#### [What is being asked]
Repeat all of the records verbatim.

#### [Provided entries]
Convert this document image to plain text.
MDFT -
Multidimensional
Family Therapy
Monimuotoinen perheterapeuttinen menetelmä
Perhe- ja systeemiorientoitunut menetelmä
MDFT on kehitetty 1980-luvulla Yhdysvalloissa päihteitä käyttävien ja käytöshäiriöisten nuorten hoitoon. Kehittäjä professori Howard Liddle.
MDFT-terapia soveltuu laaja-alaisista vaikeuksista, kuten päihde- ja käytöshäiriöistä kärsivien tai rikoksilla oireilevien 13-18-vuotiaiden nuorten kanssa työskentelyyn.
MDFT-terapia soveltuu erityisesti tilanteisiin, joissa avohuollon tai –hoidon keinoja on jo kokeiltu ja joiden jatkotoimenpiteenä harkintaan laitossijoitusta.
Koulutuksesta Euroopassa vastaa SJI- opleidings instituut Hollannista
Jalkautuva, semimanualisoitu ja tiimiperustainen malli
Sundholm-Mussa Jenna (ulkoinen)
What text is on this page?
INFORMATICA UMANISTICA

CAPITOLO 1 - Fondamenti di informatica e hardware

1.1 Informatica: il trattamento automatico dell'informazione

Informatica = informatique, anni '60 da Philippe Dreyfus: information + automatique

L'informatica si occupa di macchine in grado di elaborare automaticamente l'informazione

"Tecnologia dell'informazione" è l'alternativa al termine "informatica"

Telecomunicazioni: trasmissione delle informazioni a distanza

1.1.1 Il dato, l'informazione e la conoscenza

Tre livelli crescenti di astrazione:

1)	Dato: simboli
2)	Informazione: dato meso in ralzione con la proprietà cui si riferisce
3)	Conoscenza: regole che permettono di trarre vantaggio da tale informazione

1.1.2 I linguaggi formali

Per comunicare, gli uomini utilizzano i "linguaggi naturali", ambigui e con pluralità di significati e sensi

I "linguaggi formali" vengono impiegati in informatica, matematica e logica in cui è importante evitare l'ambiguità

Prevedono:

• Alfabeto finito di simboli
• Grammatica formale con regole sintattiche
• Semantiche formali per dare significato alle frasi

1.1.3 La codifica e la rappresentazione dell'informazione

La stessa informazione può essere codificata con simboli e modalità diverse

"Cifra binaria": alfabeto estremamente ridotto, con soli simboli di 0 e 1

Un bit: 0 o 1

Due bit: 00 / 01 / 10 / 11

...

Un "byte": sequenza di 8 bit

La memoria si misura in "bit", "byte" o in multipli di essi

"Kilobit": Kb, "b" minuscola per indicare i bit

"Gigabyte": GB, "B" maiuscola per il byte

#### [Answer to the problem]
Convert this document image to plain text.
MDFT -
Multidimensional
Family Therapy
Monimuotoinen perheterapeuttinen menetelmä
Perhe- ja systeemiorientoitunut menetelmä
MDFT on kehitetty 1980-luvulla Yhdysvalloissa päihteitä käyttävien ja käytöshäiriöisten nuorten hoitoon. Kehittäjä professori Howard Liddle.
MDFT-terapia soveltuu laaja-alaisista vaikeuksista, kuten päihde- ja käytöshäiriöistä kärsivien tai rikoksilla oireilevien 13-18-vuotiaiden nuorten kanssa työskentelyyn.
MDFT-terapia soveltuu erityisesti tilanteisiin, joissa avohuollon tai –hoidon keinoja on jo kokeiltu ja joiden jatkotoimenpiteenä harkintaan laitossijoitusta.
Koulutuksesta Euroopassa vastaa SJI- opleidings instituut Hollannista
Jalkautuva, semimanualisoitu ja tiimiperustainen malli
Sundholm-Mussa Jenna (ulkoinen)
What text is on this page?
INFORMATICA UMANISTICA

CAPITOLO 1 - Fondamenti di informatica e hardware

1.1 Informatica: il trattamento automatico dell'informazione

Informatica = informatique, anni '60 da Philippe Dreyfus: information + automatique

L'informatica si occupa di macchine in grado di elaborare automaticamente l'informazione

"Tecnologia dell'informazione" è l'alternativa al termine "informatica"

Telecomunicazioni: trasmissione delle informazioni a distanza

1.1.1 Il dato, l'informazione e la conoscenza

Tre livelli crescenti di astrazione:

1)	Dato: simboli
2)	Informazione: dato meso in ralzione con la proprietà cui si riferisce
3)	Conoscenza: regole che permettono di trarre vantaggio da tale informazione

1.1.2 I linguaggi formali

Per comunicare, gli uomini utilizzano i "linguaggi naturali", ambigui e con pluralità di significati e sensi

I "linguaggi formali" vengono impiegati in informatica, matematica e logica in cui è importante evitare l'ambiguità

Prevedono:

• Alfabeto finito di simboli
• Grammatica formale con regole sintattiche
• Semantiche formali per dare significato alle frasi

1.1.3 La codifica e la rappresentazione dell'informazione

La stessa informazione può essere codificata con simboli e modalità diverse

"Cifra binaria": alfabeto estremamente ridotto, con soli simboli di 0 e 1

Un bit: 0 o 1

Due bit: 00 / 01 / 10 / 11

...

Un "byte": sequenza di 8 bit

La memoria si misura in "bit", "byte" o in multipli di essi

"Kilobit": Kb, "b" minuscola per indicare i bit

"Gigabyte": GB, "B" maiuscola per il byte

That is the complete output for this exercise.